*EXERCISE BRIEF:*
Lines containing the word "document" are to be located and copied.
--- start ---
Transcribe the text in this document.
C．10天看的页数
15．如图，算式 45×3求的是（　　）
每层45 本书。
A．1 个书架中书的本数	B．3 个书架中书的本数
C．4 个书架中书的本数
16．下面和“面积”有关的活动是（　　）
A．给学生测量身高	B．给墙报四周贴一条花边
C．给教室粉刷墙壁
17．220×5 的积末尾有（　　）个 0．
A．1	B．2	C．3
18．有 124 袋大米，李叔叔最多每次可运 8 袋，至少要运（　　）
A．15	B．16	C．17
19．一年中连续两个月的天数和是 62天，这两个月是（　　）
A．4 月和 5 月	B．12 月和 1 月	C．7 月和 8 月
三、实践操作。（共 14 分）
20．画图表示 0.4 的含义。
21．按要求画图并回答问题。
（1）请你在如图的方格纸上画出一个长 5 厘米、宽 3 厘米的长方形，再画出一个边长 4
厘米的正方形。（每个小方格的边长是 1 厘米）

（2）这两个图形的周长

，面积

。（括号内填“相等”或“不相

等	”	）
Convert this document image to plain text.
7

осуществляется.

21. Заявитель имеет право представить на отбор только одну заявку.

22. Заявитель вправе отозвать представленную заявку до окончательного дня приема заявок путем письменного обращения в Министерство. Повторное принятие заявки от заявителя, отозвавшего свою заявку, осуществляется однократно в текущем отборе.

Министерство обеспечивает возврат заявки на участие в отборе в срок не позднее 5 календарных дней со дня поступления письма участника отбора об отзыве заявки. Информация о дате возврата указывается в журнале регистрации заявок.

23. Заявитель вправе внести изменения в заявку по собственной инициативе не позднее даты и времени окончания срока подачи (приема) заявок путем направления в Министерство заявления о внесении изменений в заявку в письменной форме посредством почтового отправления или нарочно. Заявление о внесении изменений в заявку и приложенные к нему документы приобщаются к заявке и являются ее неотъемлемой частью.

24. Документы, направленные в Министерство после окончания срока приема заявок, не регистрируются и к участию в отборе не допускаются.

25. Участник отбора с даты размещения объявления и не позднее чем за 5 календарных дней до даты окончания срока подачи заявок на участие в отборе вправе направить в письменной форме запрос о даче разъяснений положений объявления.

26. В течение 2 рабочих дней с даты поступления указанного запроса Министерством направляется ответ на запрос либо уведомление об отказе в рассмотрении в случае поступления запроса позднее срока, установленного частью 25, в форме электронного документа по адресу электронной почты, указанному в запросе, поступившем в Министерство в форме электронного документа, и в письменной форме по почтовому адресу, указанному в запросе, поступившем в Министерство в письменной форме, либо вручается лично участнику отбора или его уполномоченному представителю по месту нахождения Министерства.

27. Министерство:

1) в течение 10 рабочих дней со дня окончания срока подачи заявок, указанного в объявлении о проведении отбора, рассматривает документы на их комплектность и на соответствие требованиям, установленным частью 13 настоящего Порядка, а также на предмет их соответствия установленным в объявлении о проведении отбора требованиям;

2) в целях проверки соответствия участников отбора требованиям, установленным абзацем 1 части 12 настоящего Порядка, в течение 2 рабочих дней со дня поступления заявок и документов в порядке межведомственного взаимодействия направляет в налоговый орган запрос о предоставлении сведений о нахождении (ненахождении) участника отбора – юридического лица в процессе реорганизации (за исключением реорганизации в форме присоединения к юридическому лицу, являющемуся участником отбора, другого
--- end ---
*ANSWER TO THE PROBLEM:*
Transcribe the text in this document.
Convert this document image to plain text.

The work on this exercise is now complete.